EXERCISE OBJECTIVE: Copy every line that mentions the word "your".
..............................
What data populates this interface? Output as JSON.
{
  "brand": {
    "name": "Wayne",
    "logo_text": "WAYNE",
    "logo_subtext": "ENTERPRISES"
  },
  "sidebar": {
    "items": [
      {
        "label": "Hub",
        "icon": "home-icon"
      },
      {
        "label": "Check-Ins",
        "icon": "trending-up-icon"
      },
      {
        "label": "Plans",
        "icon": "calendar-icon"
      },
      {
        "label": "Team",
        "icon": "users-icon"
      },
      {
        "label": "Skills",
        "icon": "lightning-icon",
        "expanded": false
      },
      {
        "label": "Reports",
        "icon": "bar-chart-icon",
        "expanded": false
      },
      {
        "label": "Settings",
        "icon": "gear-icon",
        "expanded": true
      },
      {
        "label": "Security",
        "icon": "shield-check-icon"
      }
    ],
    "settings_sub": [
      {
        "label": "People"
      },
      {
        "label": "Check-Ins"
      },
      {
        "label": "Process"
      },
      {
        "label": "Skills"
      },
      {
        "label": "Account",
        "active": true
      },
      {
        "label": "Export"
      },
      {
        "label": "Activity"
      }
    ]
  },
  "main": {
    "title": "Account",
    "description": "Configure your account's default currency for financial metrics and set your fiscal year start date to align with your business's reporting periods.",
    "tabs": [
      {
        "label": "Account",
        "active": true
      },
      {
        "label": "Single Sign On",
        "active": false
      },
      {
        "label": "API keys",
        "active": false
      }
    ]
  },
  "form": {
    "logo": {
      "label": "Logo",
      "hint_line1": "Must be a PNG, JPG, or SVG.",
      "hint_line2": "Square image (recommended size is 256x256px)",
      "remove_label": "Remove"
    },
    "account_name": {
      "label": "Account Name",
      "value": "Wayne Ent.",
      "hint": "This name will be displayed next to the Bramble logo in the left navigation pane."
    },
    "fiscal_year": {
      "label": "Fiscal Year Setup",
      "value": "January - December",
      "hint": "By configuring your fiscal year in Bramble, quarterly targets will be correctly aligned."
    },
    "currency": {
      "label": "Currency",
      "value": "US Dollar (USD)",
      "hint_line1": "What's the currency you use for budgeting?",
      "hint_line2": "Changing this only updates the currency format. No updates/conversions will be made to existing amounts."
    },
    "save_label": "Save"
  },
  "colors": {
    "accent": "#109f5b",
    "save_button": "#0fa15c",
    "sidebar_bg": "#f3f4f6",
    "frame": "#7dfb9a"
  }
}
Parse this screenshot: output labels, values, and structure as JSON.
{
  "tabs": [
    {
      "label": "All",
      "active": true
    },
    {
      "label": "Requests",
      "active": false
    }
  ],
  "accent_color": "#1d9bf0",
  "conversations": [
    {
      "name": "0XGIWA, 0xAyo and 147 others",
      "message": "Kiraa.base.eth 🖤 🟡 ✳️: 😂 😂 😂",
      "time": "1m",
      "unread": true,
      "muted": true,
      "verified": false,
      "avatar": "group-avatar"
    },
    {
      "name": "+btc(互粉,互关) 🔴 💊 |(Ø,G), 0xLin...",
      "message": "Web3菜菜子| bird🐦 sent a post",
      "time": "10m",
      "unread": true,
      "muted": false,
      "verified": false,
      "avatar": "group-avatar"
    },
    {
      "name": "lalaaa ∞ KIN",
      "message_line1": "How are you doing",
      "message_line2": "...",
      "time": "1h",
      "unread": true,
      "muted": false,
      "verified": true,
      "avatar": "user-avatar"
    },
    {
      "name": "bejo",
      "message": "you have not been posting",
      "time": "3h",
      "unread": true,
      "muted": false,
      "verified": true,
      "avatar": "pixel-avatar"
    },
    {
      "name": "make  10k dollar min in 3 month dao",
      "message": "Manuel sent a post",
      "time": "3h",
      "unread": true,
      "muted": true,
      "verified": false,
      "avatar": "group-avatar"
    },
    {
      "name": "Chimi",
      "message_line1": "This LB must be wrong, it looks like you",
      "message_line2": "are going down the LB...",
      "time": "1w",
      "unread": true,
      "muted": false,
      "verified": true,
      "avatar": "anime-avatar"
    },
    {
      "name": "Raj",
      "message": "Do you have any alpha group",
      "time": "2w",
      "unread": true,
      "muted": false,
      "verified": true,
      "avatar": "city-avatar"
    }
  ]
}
..............................
CORRECT RESPONSE:
    "description": "Configure your account's default currency for financial metrics and set your fiscal year start date to align with your business's reporting periods.",
      "hint": "By configuring your fiscal year in Bramble, quarterly targets will be correctly aligned."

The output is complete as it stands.